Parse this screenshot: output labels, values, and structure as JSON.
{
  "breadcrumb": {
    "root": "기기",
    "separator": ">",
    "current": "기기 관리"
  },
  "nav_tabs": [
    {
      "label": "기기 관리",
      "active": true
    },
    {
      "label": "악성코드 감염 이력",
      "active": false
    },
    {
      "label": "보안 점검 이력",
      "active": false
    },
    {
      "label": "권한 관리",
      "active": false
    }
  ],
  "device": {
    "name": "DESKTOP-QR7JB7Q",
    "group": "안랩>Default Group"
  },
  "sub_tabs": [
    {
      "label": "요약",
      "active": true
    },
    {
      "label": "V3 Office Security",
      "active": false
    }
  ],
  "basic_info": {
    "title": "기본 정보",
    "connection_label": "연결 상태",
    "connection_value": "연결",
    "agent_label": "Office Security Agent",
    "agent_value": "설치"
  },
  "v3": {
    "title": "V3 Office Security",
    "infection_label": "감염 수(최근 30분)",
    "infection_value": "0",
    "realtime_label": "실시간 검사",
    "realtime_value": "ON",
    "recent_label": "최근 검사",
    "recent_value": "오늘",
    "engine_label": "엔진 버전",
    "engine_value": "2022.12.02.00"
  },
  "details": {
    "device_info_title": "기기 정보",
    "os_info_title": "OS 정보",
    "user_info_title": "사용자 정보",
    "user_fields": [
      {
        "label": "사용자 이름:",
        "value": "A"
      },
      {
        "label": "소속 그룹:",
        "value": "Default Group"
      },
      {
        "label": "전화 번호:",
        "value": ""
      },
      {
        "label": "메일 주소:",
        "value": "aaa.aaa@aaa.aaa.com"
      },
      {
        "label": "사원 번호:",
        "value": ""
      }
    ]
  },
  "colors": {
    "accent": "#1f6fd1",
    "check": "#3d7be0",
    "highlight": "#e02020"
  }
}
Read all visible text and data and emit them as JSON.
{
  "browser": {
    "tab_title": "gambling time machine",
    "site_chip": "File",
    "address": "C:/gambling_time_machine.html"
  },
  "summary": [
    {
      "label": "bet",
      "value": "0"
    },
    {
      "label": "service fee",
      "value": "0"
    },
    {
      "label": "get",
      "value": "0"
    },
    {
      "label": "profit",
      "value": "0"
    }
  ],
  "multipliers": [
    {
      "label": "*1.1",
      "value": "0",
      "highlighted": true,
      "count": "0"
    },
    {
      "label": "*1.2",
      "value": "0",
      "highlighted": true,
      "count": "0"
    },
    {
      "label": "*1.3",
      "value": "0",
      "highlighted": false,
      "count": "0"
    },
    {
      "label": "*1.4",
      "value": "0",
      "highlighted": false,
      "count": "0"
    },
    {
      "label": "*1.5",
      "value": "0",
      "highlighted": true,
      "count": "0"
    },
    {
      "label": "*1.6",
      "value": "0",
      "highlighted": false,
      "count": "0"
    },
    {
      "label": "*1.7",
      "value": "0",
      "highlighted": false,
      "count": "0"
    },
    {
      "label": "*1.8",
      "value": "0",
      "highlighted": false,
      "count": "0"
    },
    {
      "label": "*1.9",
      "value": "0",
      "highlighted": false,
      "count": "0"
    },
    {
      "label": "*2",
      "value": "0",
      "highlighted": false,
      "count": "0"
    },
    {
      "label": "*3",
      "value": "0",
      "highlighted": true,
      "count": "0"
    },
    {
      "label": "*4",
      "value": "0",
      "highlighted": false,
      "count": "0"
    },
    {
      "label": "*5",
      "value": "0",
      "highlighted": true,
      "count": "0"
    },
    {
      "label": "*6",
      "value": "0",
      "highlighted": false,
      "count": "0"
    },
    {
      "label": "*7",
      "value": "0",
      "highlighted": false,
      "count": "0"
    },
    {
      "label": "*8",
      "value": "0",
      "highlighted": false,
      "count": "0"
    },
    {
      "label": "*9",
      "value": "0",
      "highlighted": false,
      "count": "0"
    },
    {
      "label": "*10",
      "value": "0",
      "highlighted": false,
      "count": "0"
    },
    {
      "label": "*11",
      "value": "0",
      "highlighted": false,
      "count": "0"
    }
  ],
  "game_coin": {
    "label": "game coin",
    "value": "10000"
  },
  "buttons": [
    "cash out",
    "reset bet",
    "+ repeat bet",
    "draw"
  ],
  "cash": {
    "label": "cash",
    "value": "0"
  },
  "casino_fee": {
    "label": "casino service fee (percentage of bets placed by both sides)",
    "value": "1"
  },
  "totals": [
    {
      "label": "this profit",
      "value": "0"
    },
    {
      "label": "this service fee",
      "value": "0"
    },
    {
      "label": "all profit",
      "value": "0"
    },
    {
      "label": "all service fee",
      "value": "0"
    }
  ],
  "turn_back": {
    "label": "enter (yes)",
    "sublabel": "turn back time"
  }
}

###

**Your task:** All of the data needs to be reproduced exactly, with no line missing.

**The answer:**
Parse this screenshot: output labels, values, and structure as JSON.
{
  "breadcrumb": {
    "root": "기기",
    "separator": ">",
    "current": "기기 관리"
  },
  "nav_tabs": [
    {
      "label": "기기 관리",
      "active": true
    },
    {
      "label": "악성코드 감염 이력",
      "active": false
    },
    {
      "label": "보안 점검 이력",
      "active": false
    },
    {
      "label": "권한 관리",
      "active": false
    }
  ],
  "device": {
    "name": "DESKTOP-QR7JB7Q",
    "group": "안랩>Default Group"
  },
  "sub_tabs": [
    {
      "label": "요약",
      "active": true
    },
    {
      "label": "V3 Office Security",
      "active": false
    }
  ],
  "basic_info": {
    "title": "기본 정보",
    "connection_label": "연결 상태",
    "connection_value": "연결",
    "agent_label": "Office Security Agent",
    "agent_value": "설치"
  },
  "v3": {
    "title": "V3 Office Security",
    "infection_label": "감염 수(최근 30분)",
    "infection_value": "0",
    "realtime_label": "실시간 검사",
    "realtime_value": "ON",
    "recent_label": "최근 검사",
    "recent_value": "오늘",
    "engine_label": "엔진 버전",
    "engine_value": "2022.12.02.00"
  },
  "details": {
    "device_info_title": "기기 정보",
    "os_info_title": "OS 정보",
    "user_info_title": "사용자 정보",
    "user_fields": [
      {
        "label": "사용자 이름:",
        "value": "A"
      },
      {
        "label": "소속 그룹:",
        "value": "Default Group"
      },
      {
        "label": "전화 번호:",
        "value": ""
      },
      {
        "label": "메일 주소:",
        "value": "aaa.aaa@aaa.aaa.com"
      },
      {
        "label": "사원 번호:",
        "value": ""
      }
    ]
  },
  "colors": {
    "accent": "#1f6fd1",
    "check": "#3d7be0",
    "highlight": "#e02020"
  }
}
Read all visible text and data and emit them as JSON.
{
  "browser": {
    "tab_title": "gambling time machine",
    "site_chip": "File",
    "address": "C:/gambling_time_machine.html"
  },
  "summary": [
    {
      "label": "bet",
      "value": "0"
    },
    {
      "label": "service fee",
      "value": "0"
    },
    {
      "label": "get",
      "value": "0"
    },
    {
      "label": "profit",
      "value": "0"
    }
  ],
  "multipliers": [
    {
      "label": "*1.1",
      "value": "0",
      "highlighted": true,
      "count": "0"
    },
    {
      "label": "*1.2",
      "value": "0",
      "highlighted": true,
      "count": "0"
    },
    {
      "label": "*1.3",
      "value": "0",
      "highlighted": false,
      "count": "0"
    },
    {
      "label": "*1.4",
      "value": "0",
      "highlighted": false,
      "count": "0"
    },
    {
      "label": "*1.5",
      "value": "0",
      "highlighted": true,
      "count": "0"
    },
    {
      "label": "*1.6",
      "value": "0",
      "highlighted": false,
      "count": "0"
    },
    {
      "label": "*1.7",
      "value": "0",
      "highlighted": false,
      "count": "0"
    },
    {
      "label": "*1.8",
      "value": "0",
      "highlighted": false,
      "count": "0"
    },
    {
      "label": "*1.9",
      "value": "0",
      "highlighted": false,
      "count": "0"
    },
    {
      "label": "*2",
      "value": "0",
      "highlighted": false,
      "count": "0"
    },
    {
      "label": "*3",
      "value": "0",
      "highlighted": true,
      "count": "0"
    },
    {
      "label": "*4",
      "value": "0",
      "highlighted": false,
      "count": "0"
    },
    {
      "label": "*5",
      "value": "0",
      "highlighted": true,
      "count": "0"
    },
    {
      "label": "*6",
      "value": "0",
      "highlighted": false,
      "count": "0"
    },
    {
      "label": "*7",
      "value": "0",
      "highlighted": false,
      "count": "0"
    },
    {
      "label": "*8",
      "value": "0",
      "highlighted": false,
      "count": "0"
    },
    {
      "label": "*9",
      "value": "0",
      "highlighted": false,
      "count": "0"
    },
    {
      "label": "*10",
      "value": "0",
      "highlighted": false,
      "count": "0"
    },
    {
      "label": "*11",
      "value": "0",
      "highlighted": false,
      "count": "0"
    }
  ],
  "game_coin": {
    "label": "game coin",
    "value": "10000"
  },
  "buttons": [
    "cash out",
    "reset bet",
    "+ repeat bet",
    "draw"
  ],
  "cash": {
    "label": "cash",
    "value": "0"
  },
  "casino_fee": {
    "label": "casino service fee (percentage of bets placed by both sides)",
    "value": "1"
  },
  "totals": [
    {
      "label": "this profit",
      "value": "0"
    },
    {
      "label": "this service fee",
      "value": "0"
    },
    {
      "label": "all profit",
      "value": "0"
    },
    {
      "label": "all service fee",
      "value": "0"
    }
  ],
  "turn_back": {
    "label": "enter (yes)",
    "sublabel": "turn back time"
  }
}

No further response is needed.